• Your objective:
Gather each line of the entries below that includes "JSON".

• Given records:
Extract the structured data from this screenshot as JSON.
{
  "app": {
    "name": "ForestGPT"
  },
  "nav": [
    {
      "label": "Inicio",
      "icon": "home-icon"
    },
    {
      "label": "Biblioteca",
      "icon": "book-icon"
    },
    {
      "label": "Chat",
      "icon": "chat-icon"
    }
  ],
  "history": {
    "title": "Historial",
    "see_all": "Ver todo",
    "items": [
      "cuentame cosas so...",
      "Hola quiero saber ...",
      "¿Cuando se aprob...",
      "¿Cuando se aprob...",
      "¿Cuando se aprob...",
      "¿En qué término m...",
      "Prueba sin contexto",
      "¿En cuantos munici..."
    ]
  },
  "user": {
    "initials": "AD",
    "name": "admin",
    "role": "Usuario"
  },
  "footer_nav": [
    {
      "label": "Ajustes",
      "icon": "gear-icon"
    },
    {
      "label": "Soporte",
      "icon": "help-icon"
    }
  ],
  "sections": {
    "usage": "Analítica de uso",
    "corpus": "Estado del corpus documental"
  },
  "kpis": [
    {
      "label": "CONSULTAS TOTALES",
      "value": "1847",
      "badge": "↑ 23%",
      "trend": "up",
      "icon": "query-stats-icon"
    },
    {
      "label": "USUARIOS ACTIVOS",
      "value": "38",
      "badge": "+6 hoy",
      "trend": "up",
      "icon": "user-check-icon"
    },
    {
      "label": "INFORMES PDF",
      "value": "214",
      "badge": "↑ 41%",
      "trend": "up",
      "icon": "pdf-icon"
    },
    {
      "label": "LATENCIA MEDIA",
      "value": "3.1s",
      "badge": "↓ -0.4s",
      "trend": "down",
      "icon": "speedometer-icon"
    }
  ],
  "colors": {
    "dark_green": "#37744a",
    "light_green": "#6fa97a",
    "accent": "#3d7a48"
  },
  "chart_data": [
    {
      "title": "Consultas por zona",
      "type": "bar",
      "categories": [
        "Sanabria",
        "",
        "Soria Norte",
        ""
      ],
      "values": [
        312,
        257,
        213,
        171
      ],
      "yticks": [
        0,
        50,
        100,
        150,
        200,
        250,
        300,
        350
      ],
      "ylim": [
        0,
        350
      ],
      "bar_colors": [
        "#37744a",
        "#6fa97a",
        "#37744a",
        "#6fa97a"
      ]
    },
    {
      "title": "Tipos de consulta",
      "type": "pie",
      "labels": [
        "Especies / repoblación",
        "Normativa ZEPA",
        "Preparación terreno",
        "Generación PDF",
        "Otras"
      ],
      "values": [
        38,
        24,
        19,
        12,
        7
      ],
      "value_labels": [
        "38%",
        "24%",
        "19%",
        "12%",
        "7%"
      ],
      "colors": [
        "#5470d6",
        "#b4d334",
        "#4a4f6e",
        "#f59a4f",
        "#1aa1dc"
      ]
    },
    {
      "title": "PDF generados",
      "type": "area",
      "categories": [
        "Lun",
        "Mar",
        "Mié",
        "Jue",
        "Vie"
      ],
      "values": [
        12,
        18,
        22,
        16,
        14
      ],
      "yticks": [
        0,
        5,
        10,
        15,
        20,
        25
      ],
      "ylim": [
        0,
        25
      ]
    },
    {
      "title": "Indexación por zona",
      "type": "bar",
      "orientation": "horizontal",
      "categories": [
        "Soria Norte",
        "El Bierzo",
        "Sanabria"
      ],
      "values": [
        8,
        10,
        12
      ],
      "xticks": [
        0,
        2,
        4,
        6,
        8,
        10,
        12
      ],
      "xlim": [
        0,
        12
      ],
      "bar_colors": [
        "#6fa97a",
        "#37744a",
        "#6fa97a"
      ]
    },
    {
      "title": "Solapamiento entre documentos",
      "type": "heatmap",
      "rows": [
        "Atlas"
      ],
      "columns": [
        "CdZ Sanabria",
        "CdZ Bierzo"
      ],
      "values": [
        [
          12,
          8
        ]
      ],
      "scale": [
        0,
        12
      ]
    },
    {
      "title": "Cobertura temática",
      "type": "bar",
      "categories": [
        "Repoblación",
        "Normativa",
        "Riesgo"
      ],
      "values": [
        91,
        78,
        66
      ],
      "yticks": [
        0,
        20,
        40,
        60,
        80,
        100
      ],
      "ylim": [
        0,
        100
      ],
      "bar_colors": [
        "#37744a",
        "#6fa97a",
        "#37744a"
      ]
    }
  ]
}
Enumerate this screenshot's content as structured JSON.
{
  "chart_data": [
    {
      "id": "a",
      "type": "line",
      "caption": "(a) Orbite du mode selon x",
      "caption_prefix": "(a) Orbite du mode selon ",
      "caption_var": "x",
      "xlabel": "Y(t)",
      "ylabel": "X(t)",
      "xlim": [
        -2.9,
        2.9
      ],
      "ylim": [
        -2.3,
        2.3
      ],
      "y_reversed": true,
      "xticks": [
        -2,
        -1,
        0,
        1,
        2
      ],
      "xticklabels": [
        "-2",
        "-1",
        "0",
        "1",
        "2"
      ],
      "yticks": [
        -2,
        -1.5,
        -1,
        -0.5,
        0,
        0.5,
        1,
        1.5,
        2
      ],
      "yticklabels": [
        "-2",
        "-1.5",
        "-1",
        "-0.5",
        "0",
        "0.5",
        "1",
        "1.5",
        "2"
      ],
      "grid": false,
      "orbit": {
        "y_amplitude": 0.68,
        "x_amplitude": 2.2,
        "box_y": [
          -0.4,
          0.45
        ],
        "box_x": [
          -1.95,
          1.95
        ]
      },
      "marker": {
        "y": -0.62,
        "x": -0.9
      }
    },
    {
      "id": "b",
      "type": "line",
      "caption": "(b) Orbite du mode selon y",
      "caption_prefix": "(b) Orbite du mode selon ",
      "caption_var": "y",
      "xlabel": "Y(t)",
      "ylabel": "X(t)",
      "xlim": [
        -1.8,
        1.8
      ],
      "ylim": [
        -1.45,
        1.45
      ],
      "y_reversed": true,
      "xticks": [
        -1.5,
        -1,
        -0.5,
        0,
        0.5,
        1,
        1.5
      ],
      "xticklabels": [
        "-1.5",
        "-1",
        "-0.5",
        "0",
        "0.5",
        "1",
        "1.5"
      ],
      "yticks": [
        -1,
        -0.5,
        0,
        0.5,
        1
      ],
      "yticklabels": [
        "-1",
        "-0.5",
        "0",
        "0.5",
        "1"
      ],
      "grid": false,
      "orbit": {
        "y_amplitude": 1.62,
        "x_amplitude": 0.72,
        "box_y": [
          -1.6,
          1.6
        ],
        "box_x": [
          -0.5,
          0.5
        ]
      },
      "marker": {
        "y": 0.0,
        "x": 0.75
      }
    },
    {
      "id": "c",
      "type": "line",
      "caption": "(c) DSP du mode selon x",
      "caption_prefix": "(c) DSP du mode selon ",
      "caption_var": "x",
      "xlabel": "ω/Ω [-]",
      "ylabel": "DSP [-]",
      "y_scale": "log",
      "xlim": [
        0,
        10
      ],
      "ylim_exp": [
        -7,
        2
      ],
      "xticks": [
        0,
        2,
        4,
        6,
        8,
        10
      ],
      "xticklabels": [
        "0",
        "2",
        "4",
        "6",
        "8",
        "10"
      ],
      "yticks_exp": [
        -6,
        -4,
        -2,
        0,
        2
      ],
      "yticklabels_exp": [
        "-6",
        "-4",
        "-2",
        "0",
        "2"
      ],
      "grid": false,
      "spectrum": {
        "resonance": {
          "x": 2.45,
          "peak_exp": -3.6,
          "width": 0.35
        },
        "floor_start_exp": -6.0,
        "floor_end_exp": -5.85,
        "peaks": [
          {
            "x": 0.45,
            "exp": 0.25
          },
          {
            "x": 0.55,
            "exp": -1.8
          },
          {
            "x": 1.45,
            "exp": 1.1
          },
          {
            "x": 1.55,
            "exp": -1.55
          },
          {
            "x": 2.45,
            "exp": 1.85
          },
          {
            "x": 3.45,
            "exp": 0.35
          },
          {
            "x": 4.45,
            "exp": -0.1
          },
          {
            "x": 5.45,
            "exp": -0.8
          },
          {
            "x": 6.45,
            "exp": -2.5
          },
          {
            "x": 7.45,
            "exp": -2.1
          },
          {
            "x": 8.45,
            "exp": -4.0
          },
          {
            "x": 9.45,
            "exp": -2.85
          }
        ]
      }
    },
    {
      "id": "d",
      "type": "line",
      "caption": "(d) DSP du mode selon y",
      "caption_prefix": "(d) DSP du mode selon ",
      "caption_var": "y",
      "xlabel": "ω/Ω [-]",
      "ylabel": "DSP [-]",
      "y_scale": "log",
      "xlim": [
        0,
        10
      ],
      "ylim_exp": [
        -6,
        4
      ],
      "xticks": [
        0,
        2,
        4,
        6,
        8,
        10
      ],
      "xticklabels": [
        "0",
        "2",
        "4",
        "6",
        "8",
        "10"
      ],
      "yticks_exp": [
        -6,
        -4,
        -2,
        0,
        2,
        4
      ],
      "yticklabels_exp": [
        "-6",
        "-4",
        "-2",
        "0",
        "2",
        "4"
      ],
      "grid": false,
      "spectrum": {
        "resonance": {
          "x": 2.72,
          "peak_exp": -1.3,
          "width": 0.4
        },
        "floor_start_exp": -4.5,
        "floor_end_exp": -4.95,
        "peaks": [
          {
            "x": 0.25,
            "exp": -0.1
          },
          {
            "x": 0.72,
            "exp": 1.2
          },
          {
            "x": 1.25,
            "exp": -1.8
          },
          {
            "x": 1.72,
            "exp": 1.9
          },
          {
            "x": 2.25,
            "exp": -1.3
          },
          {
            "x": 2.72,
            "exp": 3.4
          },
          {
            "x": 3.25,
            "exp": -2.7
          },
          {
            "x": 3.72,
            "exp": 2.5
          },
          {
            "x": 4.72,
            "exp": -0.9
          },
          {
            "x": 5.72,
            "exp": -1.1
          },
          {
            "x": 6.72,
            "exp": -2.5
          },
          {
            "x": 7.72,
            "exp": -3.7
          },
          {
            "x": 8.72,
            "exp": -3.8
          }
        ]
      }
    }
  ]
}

• Task output:
Extract the structured data from this screenshot as JSON.
Enumerate this screenshot's content as structured JSON.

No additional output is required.